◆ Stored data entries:
——————

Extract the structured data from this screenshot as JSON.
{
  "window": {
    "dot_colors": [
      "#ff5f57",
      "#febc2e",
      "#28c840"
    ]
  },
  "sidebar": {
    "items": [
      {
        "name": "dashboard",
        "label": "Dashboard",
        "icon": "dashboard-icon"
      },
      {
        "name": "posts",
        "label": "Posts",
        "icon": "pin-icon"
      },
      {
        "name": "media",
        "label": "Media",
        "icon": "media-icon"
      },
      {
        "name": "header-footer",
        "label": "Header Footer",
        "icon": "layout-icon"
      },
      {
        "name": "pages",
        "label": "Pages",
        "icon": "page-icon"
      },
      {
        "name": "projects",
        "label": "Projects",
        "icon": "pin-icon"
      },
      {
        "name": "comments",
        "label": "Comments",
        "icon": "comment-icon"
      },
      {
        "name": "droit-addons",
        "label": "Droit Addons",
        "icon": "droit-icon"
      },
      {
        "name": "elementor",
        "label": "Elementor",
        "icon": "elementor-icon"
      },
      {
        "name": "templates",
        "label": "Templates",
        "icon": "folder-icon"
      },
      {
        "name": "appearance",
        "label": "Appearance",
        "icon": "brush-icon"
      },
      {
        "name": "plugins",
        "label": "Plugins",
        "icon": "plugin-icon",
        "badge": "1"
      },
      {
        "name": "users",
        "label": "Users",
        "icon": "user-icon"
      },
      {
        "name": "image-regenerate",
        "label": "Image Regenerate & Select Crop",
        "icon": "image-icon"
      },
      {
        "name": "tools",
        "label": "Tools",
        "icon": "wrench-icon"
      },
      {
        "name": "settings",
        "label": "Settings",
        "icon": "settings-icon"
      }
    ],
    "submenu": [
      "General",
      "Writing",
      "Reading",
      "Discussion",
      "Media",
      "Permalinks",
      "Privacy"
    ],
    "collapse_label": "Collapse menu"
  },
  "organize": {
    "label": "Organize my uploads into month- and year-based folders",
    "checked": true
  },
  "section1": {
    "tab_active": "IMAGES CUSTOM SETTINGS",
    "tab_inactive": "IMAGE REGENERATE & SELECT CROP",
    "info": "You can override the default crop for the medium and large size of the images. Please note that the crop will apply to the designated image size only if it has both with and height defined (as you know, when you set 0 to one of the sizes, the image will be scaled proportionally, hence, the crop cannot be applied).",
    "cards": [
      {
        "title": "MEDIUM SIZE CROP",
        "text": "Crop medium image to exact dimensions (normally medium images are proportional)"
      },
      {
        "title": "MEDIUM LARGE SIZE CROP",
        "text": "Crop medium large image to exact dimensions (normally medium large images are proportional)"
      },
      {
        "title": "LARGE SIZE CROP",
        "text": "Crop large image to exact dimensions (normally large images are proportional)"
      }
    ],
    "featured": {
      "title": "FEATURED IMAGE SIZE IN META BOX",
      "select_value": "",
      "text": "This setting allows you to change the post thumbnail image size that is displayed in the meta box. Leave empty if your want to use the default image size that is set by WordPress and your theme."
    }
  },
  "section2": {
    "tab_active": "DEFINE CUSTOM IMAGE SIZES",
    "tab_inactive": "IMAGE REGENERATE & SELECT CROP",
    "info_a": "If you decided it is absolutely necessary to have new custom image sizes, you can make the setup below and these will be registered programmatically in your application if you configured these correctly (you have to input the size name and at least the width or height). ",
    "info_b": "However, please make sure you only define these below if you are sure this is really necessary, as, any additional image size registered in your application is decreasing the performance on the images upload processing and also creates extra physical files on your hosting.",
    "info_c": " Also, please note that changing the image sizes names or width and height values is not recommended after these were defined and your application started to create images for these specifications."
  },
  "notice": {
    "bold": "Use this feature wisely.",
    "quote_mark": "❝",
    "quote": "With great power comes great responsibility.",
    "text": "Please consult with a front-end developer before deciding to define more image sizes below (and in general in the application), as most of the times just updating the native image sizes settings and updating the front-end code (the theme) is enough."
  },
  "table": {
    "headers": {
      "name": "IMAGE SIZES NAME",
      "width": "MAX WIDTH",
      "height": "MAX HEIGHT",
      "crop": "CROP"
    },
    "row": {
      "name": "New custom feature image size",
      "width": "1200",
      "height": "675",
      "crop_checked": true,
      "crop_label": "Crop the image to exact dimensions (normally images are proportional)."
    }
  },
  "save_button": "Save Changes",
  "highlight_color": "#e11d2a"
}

——————

◆ SET TASK: Select every line of the records holding the string "exact".

◆ ANSWER TO THIS EXERCISE:
        "text": "Crop medium image to exact dimensions (normally medium images are proportional)"
        "text": "Crop medium large image to exact dimensions (normally medium large images are proportional)"
        "text": "Crop large image to exact dimensions (normally large images are proportional)"
      "crop_label": "Crop the image to exact dimensions (normally images are proportional)."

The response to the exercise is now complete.